- AIM
All of the data should be output character for character, except the pictures.

▬▬▬▬▬▬▬▬▬▬

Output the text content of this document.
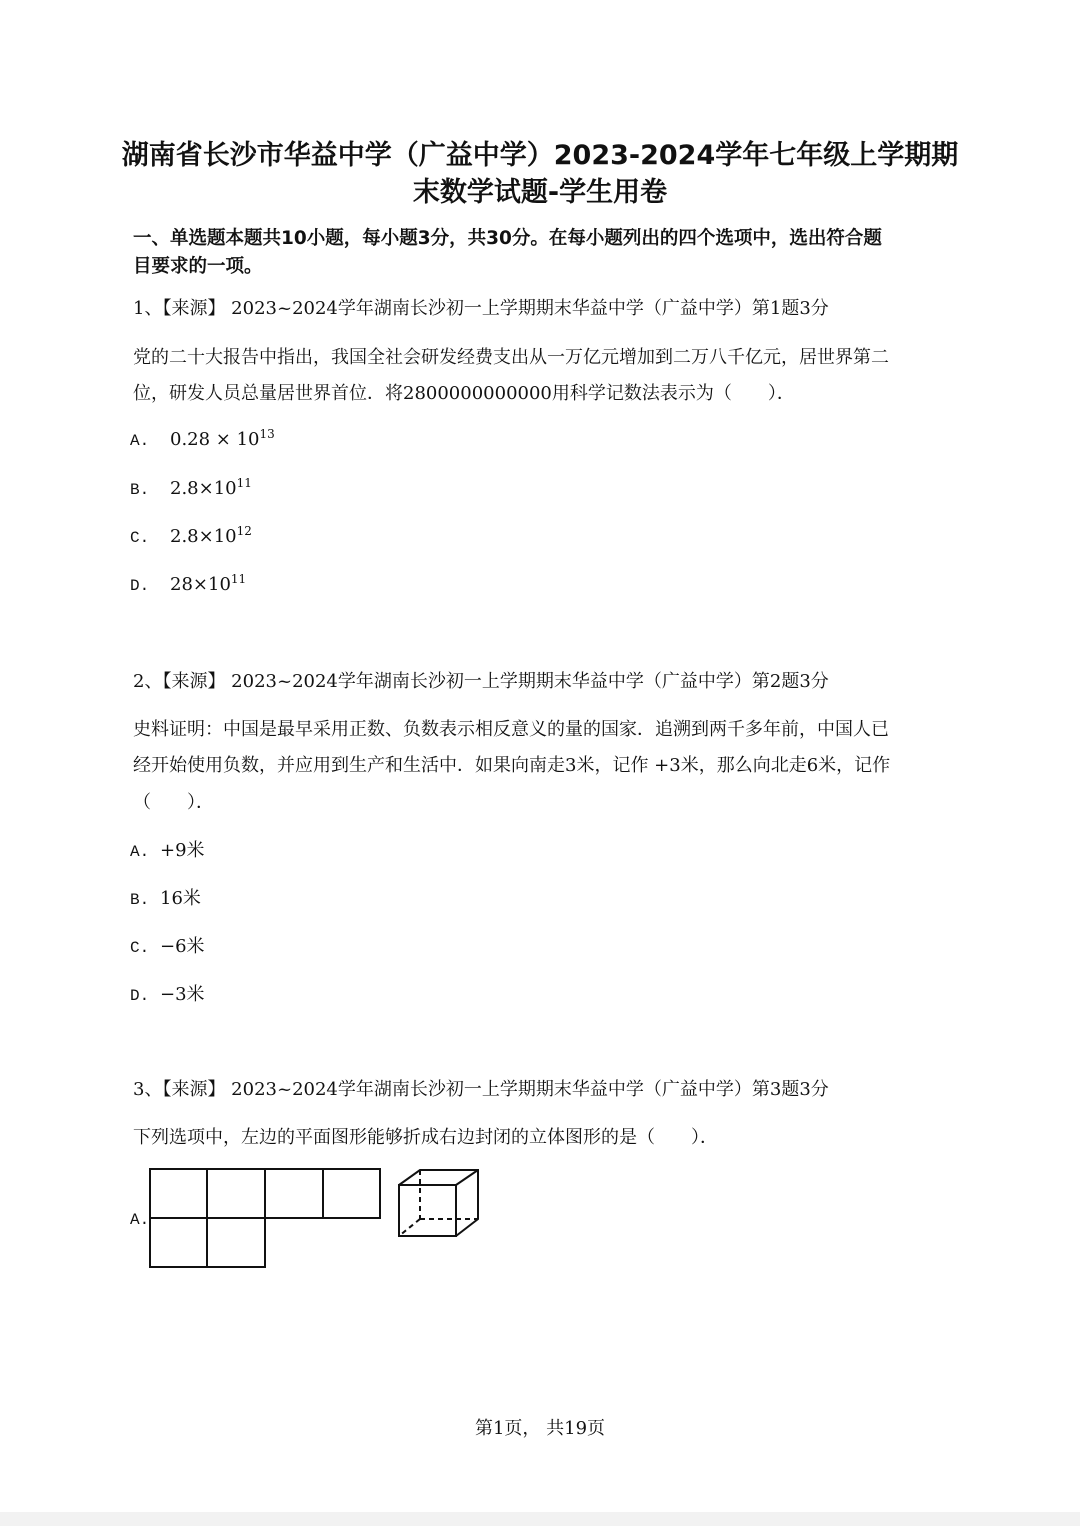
湖南省长沙市华益中学（广益中学）2023-2024学年七年级上学期期
末数学试题-学生用卷
一、单选题本题共10小题，每小题3分，共30分。在每小题列出的四个选项中，选出符合题
目要求的一项。
1、【来源】 2023~2024学年湖南长沙初一上学期期末华益中学（广益中学）第1题3分
党的二十大报告中指出，我国全社会研发经费支出从一万亿元增加到二万八千亿元，居世界第二
位，研发人员总量居世界首位．将2800000000000用科学记数法表示为（　　）．
A. $0.28 \times 10^{13}$
B. $2.8\times 10^{11}$
C. $2.8\times 10^{12}$
D. $28\times 10^{11}$
2、【来源】 2023~2024学年湖南长沙初一上学期期末华益中学（广益中学）第2题3分
史料证明：中国是最早采用正数、负数表示相反意义的量的国家．追溯到两千多年前，中国人已
经开始使用负数，并应用到生产和生活中．如果向南走3米，记作 +3米，那么向北走6米，记作
（　　）．
A. +9米
B. 16米
C. −6米
D. −3米
3、【来源】 2023~2024学年湖南长沙初一上学期期末华益中学（广益中学）第3题3分
下列选项中，左边的平面图形能够折成右边封闭的立体图形的是（　　）．
A.
第1页， 共19页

▬▬▬▬▬▬▬▬▬▬

- PROBLEM SOLUTION
Output the text content of this document.
湖南省长沙市华益中学（广益中学）2023-2024学年七年级上学期期
末数学试题-学生用卷
一、单选题本题共10小题，每小题3分，共30分。在每小题列出的四个选项中，选出符合题
目要求的一项。
1、【来源】 2023~2024学年湖南长沙初一上学期期末华益中学（广益中学）第1题3分
党的二十大报告中指出，我国全社会研发经费支出从一万亿元增加到二万八千亿元，居世界第二
位，研发人员总量居世界首位．将2800000000000用科学记数法表示为（　　）．
A. $0.28 \times 10^{13}$
B. $2.8\times 10^{11}$
C. $2.8\times 10^{12}$
D. $28\times 10^{11}$
2、【来源】 2023~2024学年湖南长沙初一上学期期末华益中学（广益中学）第2题3分
史料证明：中国是最早采用正数、负数表示相反意义的量的国家．追溯到两千多年前，中国人已
经开始使用负数，并应用到生产和生活中．如果向南走3米，记作 +3米，那么向北走6米，记作
（　　）．
A. +9米
B. 16米
C. −6米
D. −3米
3、【来源】 2023~2024学年湖南长沙初一上学期期末华益中学（广益中学）第3题3分
下列选项中，左边的平面图形能够折成右边封闭的立体图形的是（　　）．
A.
第1页， 共19页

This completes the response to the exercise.